= Data to process =

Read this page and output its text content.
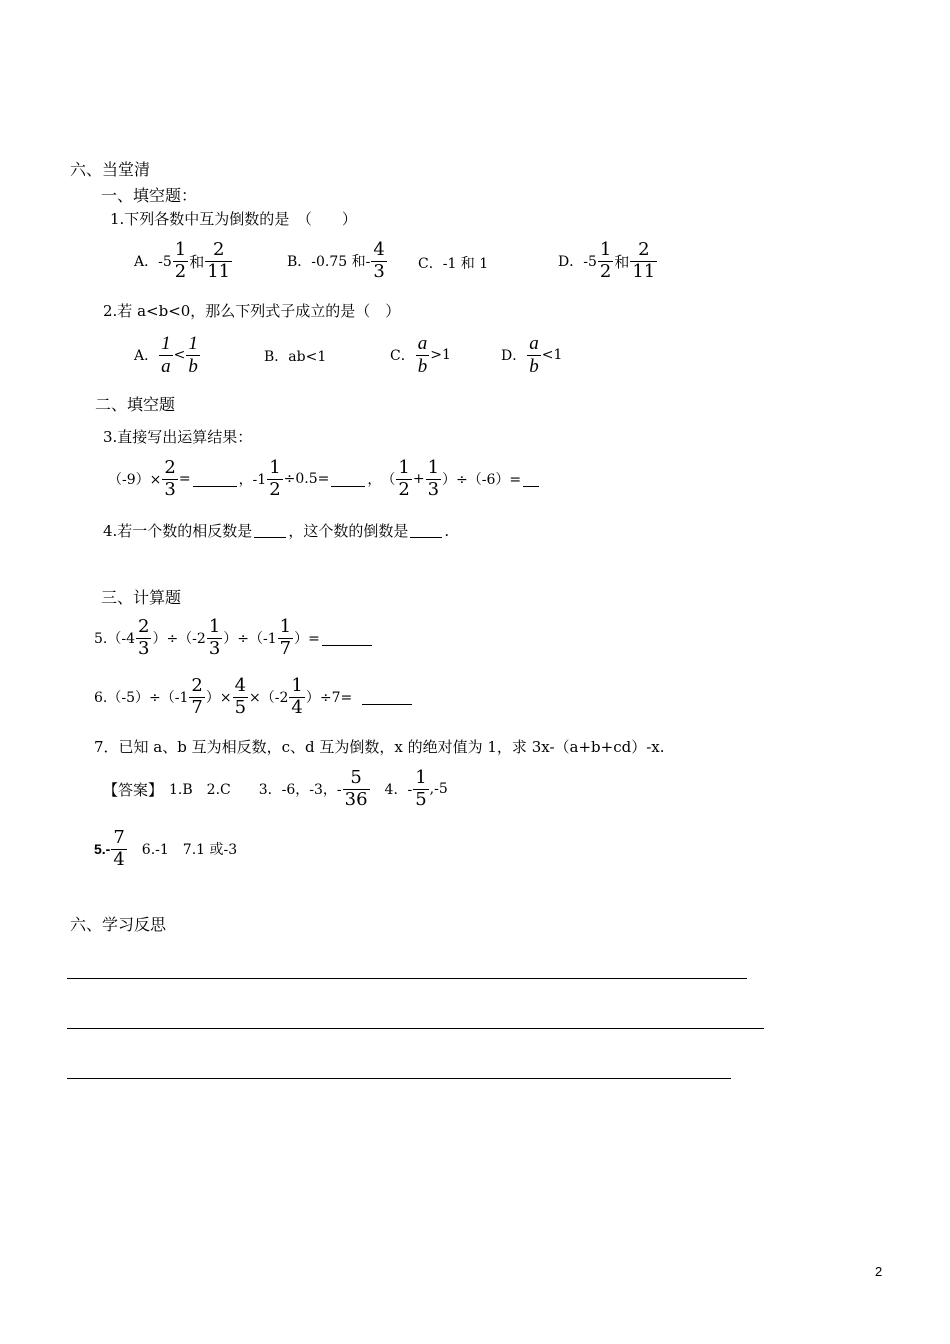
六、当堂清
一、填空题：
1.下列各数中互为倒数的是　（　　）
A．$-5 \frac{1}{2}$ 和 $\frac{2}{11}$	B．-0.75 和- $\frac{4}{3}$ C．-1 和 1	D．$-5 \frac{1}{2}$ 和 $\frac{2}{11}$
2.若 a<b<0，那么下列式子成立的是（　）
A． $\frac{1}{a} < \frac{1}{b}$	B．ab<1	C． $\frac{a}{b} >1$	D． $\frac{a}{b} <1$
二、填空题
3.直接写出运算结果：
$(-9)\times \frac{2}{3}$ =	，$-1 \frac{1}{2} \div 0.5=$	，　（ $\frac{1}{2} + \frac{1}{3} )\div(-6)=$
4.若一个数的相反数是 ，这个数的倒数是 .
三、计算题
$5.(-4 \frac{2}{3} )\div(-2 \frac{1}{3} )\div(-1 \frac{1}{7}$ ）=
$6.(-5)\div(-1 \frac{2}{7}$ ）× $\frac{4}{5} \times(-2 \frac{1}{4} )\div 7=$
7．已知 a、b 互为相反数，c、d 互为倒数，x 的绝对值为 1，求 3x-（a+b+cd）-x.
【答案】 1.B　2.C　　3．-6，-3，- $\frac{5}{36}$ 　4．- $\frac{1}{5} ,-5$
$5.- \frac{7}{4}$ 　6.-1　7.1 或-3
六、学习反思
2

--

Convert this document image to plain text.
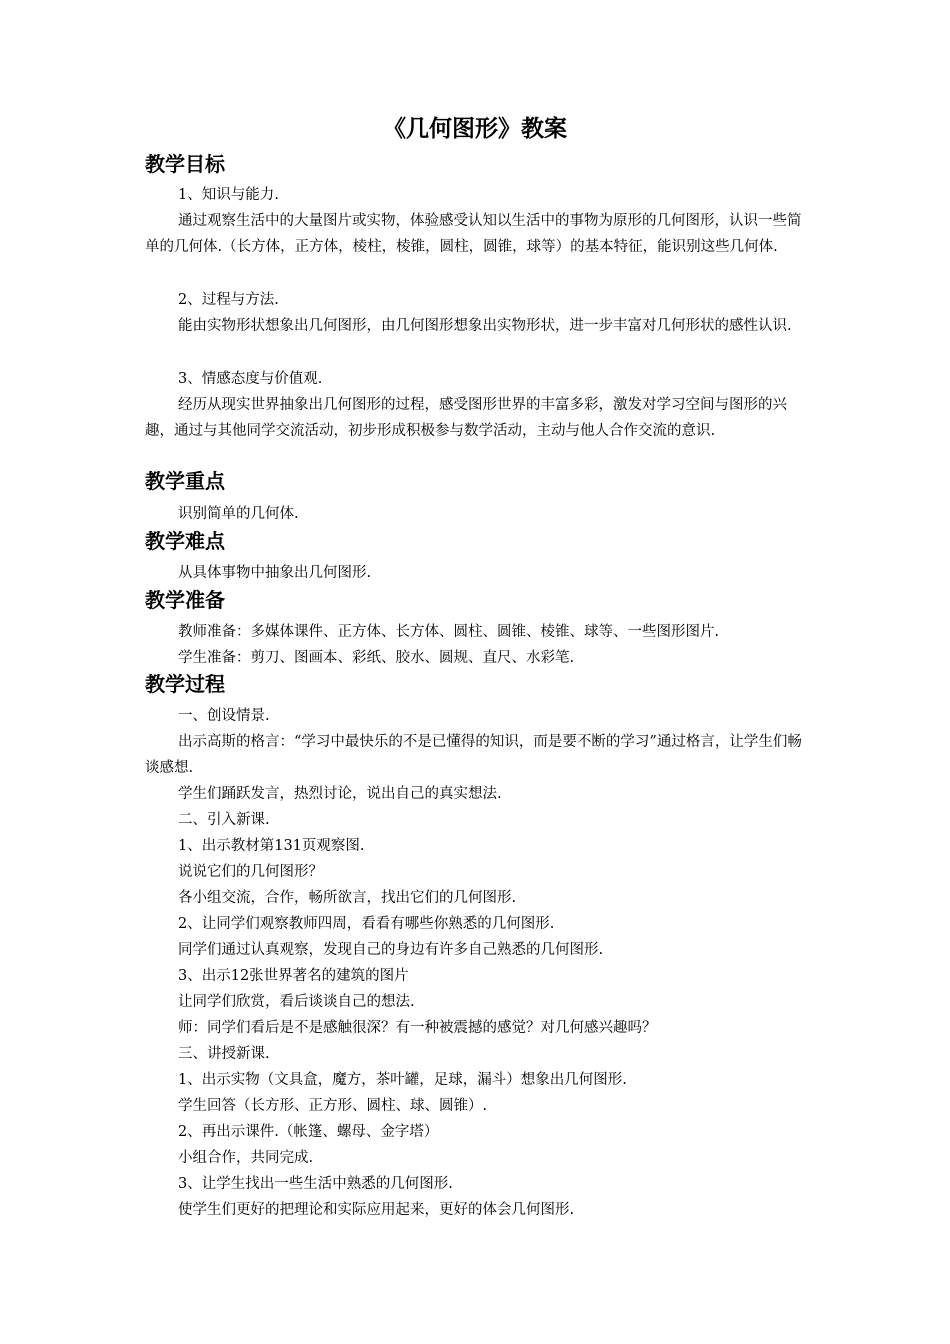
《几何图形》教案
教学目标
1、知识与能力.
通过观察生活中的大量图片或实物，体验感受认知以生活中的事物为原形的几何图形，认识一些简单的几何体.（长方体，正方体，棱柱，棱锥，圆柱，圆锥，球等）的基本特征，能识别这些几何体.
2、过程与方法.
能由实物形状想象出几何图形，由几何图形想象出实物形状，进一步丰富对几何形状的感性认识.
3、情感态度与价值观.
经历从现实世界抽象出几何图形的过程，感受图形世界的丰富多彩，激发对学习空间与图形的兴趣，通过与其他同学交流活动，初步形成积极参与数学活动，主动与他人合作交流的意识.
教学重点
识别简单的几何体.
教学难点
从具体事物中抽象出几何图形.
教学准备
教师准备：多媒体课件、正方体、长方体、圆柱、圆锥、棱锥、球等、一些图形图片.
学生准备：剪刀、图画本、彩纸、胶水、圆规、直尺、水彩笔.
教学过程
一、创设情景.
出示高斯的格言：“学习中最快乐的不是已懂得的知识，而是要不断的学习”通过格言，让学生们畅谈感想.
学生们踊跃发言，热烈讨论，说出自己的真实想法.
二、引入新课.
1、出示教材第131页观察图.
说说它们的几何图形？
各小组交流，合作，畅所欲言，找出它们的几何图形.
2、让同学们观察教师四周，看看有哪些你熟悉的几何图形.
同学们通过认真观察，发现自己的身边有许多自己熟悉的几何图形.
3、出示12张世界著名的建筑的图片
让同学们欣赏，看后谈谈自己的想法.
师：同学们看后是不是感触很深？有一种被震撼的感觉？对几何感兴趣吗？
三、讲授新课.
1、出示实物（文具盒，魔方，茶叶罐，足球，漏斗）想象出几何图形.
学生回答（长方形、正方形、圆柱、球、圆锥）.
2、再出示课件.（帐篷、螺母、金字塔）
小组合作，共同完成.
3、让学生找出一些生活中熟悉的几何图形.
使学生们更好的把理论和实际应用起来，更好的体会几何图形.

= What to produce =
Report how many lines in the entries hold the string "frac". Nothing but the number is wanted.

= Complete answer =
7